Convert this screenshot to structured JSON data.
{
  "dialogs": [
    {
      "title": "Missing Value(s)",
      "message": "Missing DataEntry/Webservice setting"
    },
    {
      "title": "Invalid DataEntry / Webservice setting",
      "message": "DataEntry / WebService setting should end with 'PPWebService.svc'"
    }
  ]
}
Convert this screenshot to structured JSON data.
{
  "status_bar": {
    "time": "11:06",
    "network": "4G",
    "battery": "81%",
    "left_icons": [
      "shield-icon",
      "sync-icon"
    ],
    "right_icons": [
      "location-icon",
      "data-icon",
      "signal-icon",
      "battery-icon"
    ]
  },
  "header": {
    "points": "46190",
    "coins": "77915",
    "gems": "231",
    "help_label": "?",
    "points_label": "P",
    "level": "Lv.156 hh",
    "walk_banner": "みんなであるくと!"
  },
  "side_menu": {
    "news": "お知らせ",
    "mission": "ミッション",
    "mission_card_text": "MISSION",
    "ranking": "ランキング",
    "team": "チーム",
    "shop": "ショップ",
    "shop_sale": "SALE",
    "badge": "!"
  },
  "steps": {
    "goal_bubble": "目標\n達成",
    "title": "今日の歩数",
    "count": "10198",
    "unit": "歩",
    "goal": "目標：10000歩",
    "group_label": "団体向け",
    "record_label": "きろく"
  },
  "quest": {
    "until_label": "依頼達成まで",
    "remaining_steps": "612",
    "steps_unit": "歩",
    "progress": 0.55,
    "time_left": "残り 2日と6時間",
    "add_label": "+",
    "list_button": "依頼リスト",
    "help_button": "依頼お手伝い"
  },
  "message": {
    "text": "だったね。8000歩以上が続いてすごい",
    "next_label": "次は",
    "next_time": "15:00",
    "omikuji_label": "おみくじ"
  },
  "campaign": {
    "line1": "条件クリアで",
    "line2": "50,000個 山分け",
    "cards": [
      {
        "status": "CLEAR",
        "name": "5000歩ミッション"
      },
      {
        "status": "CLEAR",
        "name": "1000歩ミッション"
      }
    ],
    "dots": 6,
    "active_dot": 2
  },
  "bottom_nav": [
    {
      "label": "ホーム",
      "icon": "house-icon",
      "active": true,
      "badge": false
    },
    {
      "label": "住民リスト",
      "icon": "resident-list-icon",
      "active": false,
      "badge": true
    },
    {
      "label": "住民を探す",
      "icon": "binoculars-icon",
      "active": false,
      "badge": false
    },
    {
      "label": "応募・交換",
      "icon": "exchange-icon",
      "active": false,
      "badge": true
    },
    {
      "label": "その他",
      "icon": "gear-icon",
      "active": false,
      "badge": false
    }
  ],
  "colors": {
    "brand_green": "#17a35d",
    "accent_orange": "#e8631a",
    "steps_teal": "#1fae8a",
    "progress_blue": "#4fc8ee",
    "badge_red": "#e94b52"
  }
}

______

From the records above, extract every line exactly as it stands.

Convert this screenshot to structured JSON data.
{
  "dialogs": [
    {
      "title": "Missing Value(s)",
      "message": "Missing DataEntry/Webservice setting"
    },
    {
      "title": "Invalid DataEntry / Webservice setting",
      "message": "DataEntry / WebService setting should end with 'PPWebService.svc'"
    }
  ]
}
Convert this screenshot to structured JSON data.
{
  "status_bar": {
    "time": "11:06",
    "network": "4G",
    "battery": "81%",
    "left_icons": [
      "shield-icon",
      "sync-icon"
    ],
    "right_icons": [
      "location-icon",
      "data-icon",
      "signal-icon",
      "battery-icon"
    ]
  },
  "header": {
    "points": "46190",
    "coins": "77915",
    "gems": "231",
    "help_label": "?",
    "points_label": "P",
    "level": "Lv.156 hh",
    "walk_banner": "みんなであるくと!"
  },
  "side_menu": {
    "news": "お知らせ",
    "mission": "ミッション",
    "mission_card_text": "MISSION",
    "ranking": "ランキング",
    "team": "チーム",
    "shop": "ショップ",
    "shop_sale": "SALE",
    "badge": "!"
  },
  "steps": {
    "goal_bubble": "目標\n達成",
    "title": "今日の歩数",
    "count": "10198",
    "unit": "歩",
    "goal": "目標：10000歩",
    "group_label": "団体向け",
    "record_label": "きろく"
  },
  "quest": {
    "until_label": "依頼達成まで",
    "remaining_steps": "612",
    "steps_unit": "歩",
    "progress": 0.55,
    "time_left": "残り 2日と6時間",
    "add_label": "+",
    "list_button": "依頼リスト",
    "help_button": "依頼お手伝い"
  },
  "message": {
    "text": "だったね。8000歩以上が続いてすごい",
    "next_label": "次は",
    "next_time": "15:00",
    "omikuji_label": "おみくじ"
  },
  "campaign": {
    "line1": "条件クリアで",
    "line2": "50,000個 山分け",
    "cards": [
      {
        "status": "CLEAR",
        "name": "5000歩ミッション"
      },
      {
        "status": "CLEAR",
        "name": "1000歩ミッション"
      }
    ],
    "dots": 6,
    "active_dot": 2
  },
  "bottom_nav": [
    {
      "label": "ホーム",
      "icon": "house-icon",
      "active": true,
      "badge": false
    },
    {
      "label": "住民リスト",
      "icon": "resident-list-icon",
      "active": false,
      "badge": true
    },
    {
      "label": "住民を探す",
      "icon": "binoculars-icon",
      "active": false,
      "badge": false
    },
    {
      "label": "応募・交換",
      "icon": "exchange-icon",
      "active": false,
      "badge": true
    },
    {
      "label": "その他",
      "icon": "gear-icon",
      "active": false,
      "badge": false
    }
  ],
  "colors": {
    "brand_green": "#17a35d",
    "accent_orange": "#e8631a",
    "steps_teal": "#1fae8a",
    "progress_blue": "#4fc8ee",
    "badge_red": "#e94b52"
  }
}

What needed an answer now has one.